- _What is needed_: Pull each line holding the word "space" from the data.
[begin Data in this exercise]
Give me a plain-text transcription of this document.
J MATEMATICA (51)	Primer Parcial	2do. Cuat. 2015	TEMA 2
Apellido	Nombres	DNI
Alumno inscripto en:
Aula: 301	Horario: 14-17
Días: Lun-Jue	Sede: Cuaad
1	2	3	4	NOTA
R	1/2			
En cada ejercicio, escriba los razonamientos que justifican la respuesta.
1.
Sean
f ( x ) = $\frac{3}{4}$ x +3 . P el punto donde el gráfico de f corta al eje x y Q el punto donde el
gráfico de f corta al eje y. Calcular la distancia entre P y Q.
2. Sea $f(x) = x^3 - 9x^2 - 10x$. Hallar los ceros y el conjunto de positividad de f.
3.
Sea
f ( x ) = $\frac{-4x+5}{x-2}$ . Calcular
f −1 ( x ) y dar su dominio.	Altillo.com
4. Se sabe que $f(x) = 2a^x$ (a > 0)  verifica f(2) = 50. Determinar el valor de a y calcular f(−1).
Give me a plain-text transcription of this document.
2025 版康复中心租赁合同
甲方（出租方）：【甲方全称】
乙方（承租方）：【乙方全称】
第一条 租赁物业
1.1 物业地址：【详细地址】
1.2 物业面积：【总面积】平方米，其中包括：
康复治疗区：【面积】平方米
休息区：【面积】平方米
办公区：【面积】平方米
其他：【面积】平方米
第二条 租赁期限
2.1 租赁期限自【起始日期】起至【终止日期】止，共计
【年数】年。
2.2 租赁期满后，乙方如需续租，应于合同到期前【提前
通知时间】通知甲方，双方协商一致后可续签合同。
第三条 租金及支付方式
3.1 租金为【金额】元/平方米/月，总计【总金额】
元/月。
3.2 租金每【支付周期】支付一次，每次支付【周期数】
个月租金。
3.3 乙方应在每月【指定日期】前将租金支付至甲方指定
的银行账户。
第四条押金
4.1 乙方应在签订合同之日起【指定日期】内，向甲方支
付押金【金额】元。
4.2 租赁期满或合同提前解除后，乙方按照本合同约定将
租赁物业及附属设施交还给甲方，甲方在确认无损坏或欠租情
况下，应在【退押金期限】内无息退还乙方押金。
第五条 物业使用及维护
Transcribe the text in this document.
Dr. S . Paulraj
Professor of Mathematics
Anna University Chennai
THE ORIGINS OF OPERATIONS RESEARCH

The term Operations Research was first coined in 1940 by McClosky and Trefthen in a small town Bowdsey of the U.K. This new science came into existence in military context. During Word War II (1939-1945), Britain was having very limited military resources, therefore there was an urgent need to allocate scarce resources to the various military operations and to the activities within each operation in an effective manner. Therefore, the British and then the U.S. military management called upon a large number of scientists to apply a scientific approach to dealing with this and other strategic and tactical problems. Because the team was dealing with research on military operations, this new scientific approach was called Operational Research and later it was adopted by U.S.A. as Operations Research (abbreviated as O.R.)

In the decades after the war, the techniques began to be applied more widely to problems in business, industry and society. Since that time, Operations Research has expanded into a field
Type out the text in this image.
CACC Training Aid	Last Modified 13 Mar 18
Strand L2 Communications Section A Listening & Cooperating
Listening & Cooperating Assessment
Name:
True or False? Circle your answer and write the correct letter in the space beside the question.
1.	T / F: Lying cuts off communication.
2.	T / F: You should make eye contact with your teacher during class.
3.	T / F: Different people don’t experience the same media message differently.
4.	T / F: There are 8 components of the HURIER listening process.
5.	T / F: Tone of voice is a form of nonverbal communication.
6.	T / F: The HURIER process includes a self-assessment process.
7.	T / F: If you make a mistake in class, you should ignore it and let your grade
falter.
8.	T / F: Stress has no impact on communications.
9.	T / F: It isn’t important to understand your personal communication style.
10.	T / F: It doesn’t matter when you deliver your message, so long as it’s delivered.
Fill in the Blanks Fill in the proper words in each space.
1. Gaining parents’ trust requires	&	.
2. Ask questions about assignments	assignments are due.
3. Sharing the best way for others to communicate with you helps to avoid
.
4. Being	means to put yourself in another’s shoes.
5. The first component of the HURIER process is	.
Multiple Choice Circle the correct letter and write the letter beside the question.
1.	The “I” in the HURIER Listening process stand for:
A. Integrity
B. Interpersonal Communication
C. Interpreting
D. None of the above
[end Data in this exercise]
- _Problem solution_:
True or False? Circle your answer and write the correct letter in the space beside the question.
Fill in the Blanks Fill in the proper words in each space.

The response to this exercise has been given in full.